══ Data for this exercise

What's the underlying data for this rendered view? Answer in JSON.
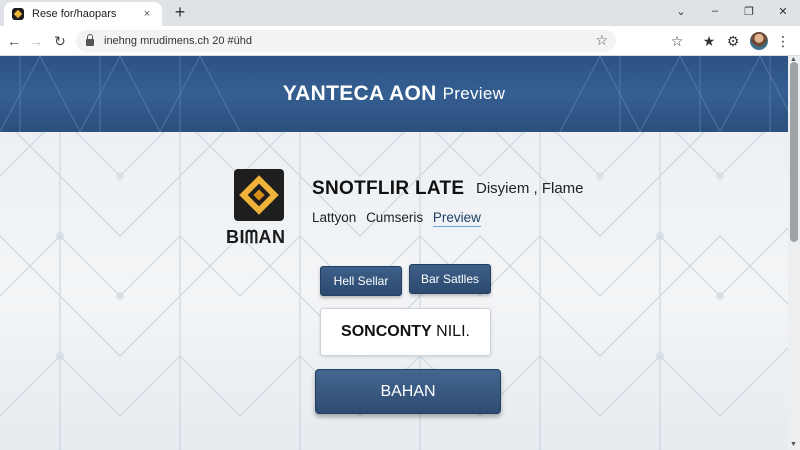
{
  "browser": {
    "tab_title": "Rese for/haopars",
    "tab_close": "×",
    "new_tab": "+",
    "url": "inehng mrudimens.ch  20 #ühd",
    "window_minimize": "–",
    "window_maximize": "❐",
    "window_close": "✕",
    "tab_list": "⌄"
  },
  "page": {
    "banner_title_main": "YANTECA AON",
    "banner_title_small": "Preview",
    "logo_text": "BIᗰAN",
    "product_title": "SNOTFLIR LATE",
    "product_subtitle": "Disyiem , Flame",
    "meta": {
      "item1": "Lattyon",
      "item2": "Cumseris",
      "preview_link": "Preview"
    },
    "button_hell": "Hell Sellar",
    "button_bar": "Bar Satlles",
    "name_box_bold": "SONCONTY",
    "name_box_rest": " NILI.",
    "main_button": "BAHAN"
  },
  "colors": {
    "banner": "#2d5283",
    "logo_accent": "#f0b33a",
    "button": "#2b4a70"
  }
}
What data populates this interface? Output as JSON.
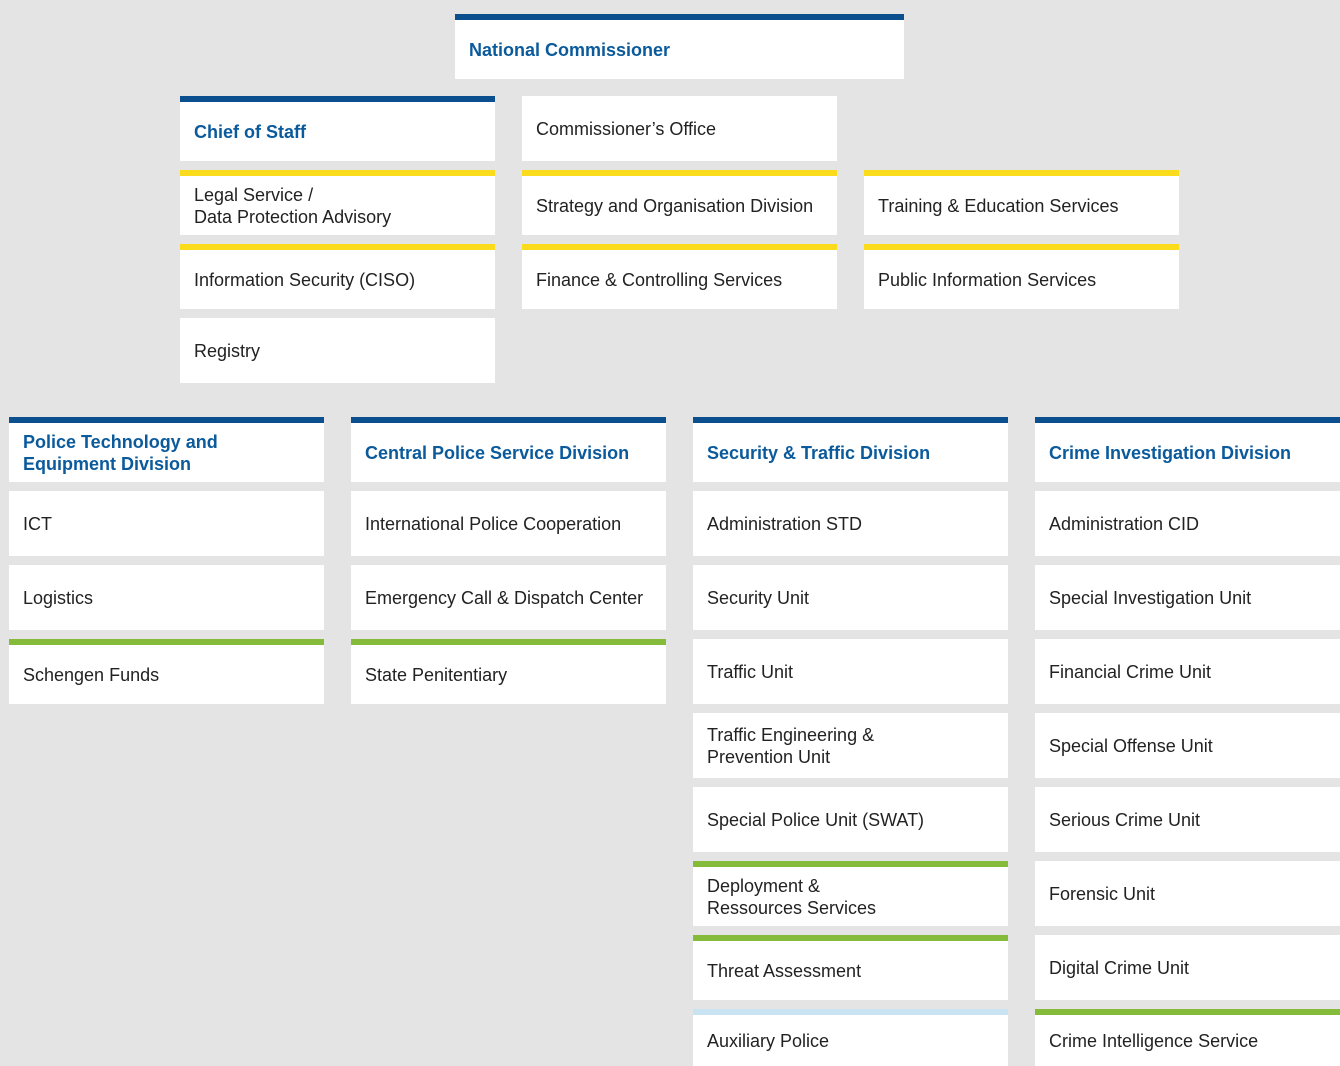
{
  "colors": {
    "background": "#e4e4e4",
    "box": "#ffffff",
    "heading_text": "#0a5a9c",
    "bar_blue": "#0b4f8f",
    "bar_yellow": "#fbdc1c",
    "bar_green": "#84bb3a",
    "bar_lightblue": "#c9e3f3"
  },
  "top": {
    "commissioner": "National Commissioner",
    "chief_of_staff": "Chief of Staff",
    "commissioners_office": "Commissioner’s Office",
    "legal_service": "Legal Service /\nData Protection Advisory",
    "info_security": "Information Security (CISO)",
    "registry": "Registry",
    "strategy": "Strategy and Organisation Division",
    "finance": "Finance & Controlling Services",
    "training": "Training & Education Services",
    "public_info": "Public Information Services"
  },
  "divisions": {
    "ptd": {
      "title": "Police Technology and\nEquipment Division",
      "units": [
        "ICT",
        "Logistics",
        "Schengen Funds"
      ]
    },
    "cps": {
      "title": "Central Police Service Division",
      "units": [
        "International Police Cooperation",
        "Emergency Call & Dispatch Center",
        "State Penitentiary"
      ]
    },
    "std": {
      "title": "Security & Traffic Division",
      "units": [
        "Administration STD",
        "Security Unit",
        "Traffic Unit",
        "Traffic Engineering &\nPrevention Unit",
        "Special Police Unit (SWAT)",
        "Deployment &\nRessources Services",
        "Threat Assessment",
        "Auxiliary Police"
      ]
    },
    "cid": {
      "title": "Crime Investigation Division",
      "units": [
        "Administration CID",
        "Special Investigation Unit",
        "Financial Crime Unit",
        "Special Offense Unit",
        "Serious Crime Unit",
        "Forensic Unit",
        "Digital Crime Unit",
        "Crime Intelligence Service"
      ]
    }
  }
}
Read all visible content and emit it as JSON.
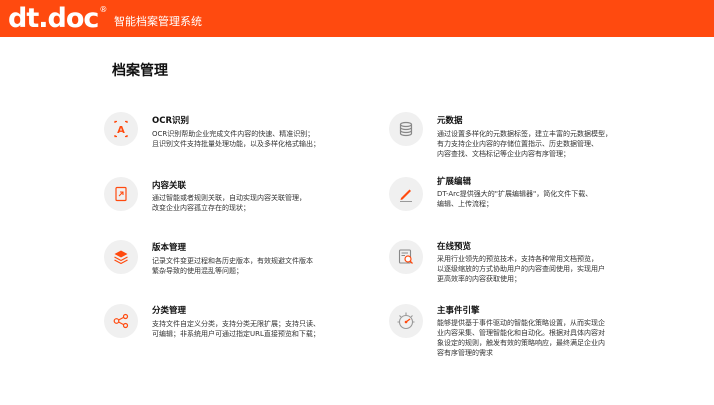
{
  "header": {
    "logo": "dt.doc",
    "registered": "®",
    "subtitle": "智能档案管理系统",
    "bg_color": "#ff4a0f"
  },
  "page": {
    "title": "档案管理"
  },
  "features": [
    {
      "icon": "ocr-icon",
      "title": "OCR识别",
      "desc": [
        "OCR识别帮助企业完成文件内容的快速、精准识别；",
        "且识别文件支持批量处理功能，以及多样化格式输出；"
      ]
    },
    {
      "icon": "database-icon",
      "title": "元数据",
      "desc": [
        "通过设置多样化的元数据标签，建立丰富的元数据模型，",
        "有力支持企业内容的存储位置指示、历史数据管理、",
        "内容查找、文档标记等企业内容有序管理；"
      ]
    },
    {
      "icon": "link-document-icon",
      "title": "内容关联",
      "desc": [
        "通过智能或者规则关联，自动实现内容关联管理，",
        "改变企业内容孤立存在的现状；"
      ]
    },
    {
      "icon": "edit-pen-icon",
      "title": "扩展编辑",
      "desc": [
        "DT-Arc提供强大的\"扩展编辑器\"，简化文件下载、",
        "编辑、上传流程；"
      ]
    },
    {
      "icon": "layers-icon",
      "title": "版本管理",
      "desc": [
        "记录文件变更过程和各历史版本，有效规避文件版本",
        "繁杂导致的使用混乱等问题；"
      ]
    },
    {
      "icon": "preview-search-icon",
      "title": "在线预览",
      "desc": [
        "采用行业领先的预览技术，支持各种常用文档预览，",
        "以逐级缩放的方式协助用户的内容查阅使用，实现用户",
        "更高效率的内容获取使用；"
      ]
    },
    {
      "icon": "share-icon",
      "title": "分类管理",
      "desc": [
        "支持文件自定义分类，支持分类无限扩展；支持只读、",
        "可编辑；非系统用户可通过指定URL直接预览和下载；"
      ]
    },
    {
      "icon": "gear-gauge-icon",
      "title": "主事件引擎",
      "desc": [
        "能够提供基于事件驱动的智能化策略设置，从而实现企",
        "业内容采集、管理智能化和自动化。根据对具体内容对",
        "象设定的规则，触发有效的策略响应，最终满足企业内",
        "容有序管理的需求"
      ]
    }
  ]
}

════

Copy out every line from the records that has the word "JSON".

What's the underlying data for this rendered view? Answer in JSON.
What data populates this interface? Output as JSON.
Read all visible content and emit it as JSON.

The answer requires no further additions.